__What is expected__
The required output consists solely of the lines from the line containing "Convert this screenshot" through the end of the records, copied exactly.

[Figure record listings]
--------------------
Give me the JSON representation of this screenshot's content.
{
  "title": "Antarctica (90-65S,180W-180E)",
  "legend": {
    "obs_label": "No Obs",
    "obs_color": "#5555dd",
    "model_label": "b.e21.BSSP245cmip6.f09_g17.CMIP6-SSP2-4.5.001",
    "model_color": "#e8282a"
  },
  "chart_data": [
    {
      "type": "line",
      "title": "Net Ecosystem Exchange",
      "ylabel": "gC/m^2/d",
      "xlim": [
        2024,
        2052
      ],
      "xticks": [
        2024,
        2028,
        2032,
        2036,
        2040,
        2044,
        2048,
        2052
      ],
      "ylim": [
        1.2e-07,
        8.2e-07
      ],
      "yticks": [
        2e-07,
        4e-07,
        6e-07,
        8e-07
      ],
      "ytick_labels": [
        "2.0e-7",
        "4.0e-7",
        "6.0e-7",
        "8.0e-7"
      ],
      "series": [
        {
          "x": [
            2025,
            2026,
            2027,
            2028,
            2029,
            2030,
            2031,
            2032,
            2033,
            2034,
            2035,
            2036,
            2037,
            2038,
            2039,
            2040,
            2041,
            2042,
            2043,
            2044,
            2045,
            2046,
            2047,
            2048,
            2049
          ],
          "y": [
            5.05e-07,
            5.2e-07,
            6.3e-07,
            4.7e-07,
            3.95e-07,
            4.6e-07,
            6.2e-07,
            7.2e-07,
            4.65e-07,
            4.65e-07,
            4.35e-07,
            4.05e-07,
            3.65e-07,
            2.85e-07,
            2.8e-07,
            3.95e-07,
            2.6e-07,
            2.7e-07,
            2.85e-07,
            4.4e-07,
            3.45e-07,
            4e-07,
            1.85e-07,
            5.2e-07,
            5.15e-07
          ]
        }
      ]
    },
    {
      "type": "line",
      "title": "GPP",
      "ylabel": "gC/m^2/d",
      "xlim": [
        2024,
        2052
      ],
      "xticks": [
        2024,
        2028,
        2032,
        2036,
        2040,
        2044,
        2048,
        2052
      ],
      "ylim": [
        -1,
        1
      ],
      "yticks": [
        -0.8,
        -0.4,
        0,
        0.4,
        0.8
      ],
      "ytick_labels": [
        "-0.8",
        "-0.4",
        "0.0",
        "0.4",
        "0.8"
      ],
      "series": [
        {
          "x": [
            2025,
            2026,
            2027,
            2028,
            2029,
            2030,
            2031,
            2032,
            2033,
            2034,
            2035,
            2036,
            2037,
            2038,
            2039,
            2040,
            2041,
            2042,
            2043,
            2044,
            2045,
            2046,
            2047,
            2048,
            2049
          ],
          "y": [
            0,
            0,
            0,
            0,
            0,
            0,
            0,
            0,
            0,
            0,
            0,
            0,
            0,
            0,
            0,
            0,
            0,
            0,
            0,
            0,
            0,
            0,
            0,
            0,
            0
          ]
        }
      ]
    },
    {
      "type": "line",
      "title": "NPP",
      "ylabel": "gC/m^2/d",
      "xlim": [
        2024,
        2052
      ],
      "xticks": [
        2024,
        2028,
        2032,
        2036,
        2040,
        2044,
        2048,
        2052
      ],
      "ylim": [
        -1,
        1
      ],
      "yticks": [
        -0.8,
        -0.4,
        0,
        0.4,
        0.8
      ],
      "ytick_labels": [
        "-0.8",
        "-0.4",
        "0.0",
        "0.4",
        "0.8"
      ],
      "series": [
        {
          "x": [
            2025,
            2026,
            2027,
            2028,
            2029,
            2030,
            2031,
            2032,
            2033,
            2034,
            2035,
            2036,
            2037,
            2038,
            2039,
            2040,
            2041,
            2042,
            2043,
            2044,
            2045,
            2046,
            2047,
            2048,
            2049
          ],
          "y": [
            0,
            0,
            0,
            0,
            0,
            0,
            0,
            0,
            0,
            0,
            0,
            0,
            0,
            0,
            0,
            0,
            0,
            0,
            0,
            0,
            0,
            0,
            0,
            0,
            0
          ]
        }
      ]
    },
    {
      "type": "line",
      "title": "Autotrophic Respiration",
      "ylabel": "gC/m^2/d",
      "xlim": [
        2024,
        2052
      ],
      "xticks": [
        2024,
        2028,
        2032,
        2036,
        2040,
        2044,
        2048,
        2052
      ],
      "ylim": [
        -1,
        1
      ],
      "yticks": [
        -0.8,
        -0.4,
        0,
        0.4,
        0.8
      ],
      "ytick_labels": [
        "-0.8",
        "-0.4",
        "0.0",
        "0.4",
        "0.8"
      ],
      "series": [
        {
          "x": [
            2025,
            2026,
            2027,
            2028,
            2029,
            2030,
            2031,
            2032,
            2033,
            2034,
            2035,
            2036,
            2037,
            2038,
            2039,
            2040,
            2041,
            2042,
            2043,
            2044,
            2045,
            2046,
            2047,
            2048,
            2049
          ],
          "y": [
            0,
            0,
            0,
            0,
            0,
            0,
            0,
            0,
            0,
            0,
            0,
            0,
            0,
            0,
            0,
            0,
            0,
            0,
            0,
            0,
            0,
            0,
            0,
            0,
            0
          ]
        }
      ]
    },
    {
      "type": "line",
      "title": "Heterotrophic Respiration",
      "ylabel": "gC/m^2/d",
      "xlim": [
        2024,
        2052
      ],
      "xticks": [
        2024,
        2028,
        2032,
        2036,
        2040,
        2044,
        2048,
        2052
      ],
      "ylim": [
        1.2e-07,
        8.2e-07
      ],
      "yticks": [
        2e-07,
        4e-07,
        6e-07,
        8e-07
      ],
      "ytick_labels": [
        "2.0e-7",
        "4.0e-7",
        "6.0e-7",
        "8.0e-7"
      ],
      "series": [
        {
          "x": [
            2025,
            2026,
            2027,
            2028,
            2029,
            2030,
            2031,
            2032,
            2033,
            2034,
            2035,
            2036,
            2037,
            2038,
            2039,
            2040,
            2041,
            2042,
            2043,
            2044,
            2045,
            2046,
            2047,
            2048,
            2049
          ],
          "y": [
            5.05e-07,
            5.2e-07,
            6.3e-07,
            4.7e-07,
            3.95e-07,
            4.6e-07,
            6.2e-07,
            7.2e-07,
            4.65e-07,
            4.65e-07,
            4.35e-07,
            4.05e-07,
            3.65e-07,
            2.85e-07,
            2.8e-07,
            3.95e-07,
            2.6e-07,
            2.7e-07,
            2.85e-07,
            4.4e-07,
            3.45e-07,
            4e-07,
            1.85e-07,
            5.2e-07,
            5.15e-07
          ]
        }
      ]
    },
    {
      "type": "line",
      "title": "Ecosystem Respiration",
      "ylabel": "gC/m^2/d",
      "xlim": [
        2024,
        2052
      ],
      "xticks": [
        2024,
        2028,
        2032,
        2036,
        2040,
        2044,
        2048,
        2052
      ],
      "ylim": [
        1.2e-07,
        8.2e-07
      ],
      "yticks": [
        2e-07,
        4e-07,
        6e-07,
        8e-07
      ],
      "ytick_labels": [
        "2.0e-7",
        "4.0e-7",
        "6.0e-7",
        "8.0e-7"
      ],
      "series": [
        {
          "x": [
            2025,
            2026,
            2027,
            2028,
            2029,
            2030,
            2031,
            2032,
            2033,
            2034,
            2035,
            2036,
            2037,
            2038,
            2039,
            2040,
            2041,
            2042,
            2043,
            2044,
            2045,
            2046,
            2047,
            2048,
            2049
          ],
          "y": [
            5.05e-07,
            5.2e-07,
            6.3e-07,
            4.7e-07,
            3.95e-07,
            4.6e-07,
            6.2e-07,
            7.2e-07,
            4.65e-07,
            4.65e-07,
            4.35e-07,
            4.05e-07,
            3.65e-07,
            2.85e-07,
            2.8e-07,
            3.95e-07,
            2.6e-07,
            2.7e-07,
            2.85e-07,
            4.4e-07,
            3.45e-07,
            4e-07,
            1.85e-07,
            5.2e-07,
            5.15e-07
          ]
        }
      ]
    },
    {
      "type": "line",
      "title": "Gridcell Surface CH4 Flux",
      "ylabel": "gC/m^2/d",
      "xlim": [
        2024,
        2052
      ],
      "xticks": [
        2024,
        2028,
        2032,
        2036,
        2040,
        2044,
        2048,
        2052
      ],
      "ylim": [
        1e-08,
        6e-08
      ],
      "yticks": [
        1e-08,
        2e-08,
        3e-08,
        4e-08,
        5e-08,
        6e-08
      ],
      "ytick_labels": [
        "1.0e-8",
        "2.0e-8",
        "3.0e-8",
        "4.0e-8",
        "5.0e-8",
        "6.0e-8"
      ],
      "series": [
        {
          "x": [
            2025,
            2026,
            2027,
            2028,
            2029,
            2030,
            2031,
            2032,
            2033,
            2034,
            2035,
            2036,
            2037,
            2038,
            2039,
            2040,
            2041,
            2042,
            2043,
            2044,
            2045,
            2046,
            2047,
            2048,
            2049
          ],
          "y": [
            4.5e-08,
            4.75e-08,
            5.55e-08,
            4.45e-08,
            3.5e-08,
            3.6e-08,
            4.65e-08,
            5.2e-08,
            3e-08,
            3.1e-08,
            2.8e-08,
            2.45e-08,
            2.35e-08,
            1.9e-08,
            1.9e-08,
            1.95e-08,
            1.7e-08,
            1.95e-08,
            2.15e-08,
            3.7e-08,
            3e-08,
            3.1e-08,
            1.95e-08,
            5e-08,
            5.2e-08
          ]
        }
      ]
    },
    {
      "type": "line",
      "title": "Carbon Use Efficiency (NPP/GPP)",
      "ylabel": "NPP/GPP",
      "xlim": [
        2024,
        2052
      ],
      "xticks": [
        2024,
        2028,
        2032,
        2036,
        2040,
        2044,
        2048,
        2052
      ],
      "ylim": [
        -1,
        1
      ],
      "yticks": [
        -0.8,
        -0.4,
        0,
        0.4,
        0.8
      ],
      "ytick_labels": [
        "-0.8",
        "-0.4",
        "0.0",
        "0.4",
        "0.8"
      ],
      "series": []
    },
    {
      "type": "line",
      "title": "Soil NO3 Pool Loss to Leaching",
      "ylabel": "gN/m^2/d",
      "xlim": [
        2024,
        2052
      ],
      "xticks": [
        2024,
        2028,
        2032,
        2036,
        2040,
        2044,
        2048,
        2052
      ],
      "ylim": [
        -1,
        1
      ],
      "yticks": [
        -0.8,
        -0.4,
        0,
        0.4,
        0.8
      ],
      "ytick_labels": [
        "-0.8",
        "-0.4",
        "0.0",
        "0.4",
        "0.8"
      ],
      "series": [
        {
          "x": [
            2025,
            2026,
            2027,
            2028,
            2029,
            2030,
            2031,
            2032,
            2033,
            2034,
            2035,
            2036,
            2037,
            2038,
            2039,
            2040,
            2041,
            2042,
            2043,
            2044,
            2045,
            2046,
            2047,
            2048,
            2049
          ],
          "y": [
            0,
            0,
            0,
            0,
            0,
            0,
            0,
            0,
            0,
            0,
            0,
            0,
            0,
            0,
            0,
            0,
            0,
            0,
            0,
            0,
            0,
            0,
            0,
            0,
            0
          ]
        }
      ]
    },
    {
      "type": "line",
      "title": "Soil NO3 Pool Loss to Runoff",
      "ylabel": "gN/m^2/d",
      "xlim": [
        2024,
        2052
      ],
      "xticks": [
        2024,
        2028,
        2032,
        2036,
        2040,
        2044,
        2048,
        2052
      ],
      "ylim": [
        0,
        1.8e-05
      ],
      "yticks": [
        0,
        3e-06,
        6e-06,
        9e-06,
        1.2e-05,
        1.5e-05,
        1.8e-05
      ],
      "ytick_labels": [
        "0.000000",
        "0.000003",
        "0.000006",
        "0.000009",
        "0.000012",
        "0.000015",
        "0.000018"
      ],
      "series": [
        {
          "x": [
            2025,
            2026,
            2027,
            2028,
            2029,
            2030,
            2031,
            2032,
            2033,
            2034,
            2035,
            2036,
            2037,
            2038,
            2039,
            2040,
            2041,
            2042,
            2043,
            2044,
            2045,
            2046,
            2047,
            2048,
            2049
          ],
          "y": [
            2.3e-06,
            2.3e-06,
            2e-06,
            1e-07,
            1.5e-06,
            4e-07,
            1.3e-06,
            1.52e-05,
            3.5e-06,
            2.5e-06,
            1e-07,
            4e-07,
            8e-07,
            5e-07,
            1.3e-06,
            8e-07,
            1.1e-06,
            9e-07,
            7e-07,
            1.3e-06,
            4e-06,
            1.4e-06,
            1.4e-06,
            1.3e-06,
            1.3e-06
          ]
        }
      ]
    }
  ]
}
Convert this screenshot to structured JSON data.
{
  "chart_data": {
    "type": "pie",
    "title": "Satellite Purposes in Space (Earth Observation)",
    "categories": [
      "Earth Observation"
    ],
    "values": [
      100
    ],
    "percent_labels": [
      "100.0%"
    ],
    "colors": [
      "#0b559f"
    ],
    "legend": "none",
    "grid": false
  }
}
--------------------
__Response for this exercise__
Convert this screenshot to structured JSON data.
{
  "chart_data": {
    "type": "pie",
    "title": "Satellite Purposes in Space (Earth Observation)",
    "categories": [
      "Earth Observation"
    ],
    "values": [
      100
    ],
    "percent_labels": [
      "100.0%"
    ],
    "colors": [
      "#0b559f"
    ],
    "legend": "none",
    "grid": false
  }
}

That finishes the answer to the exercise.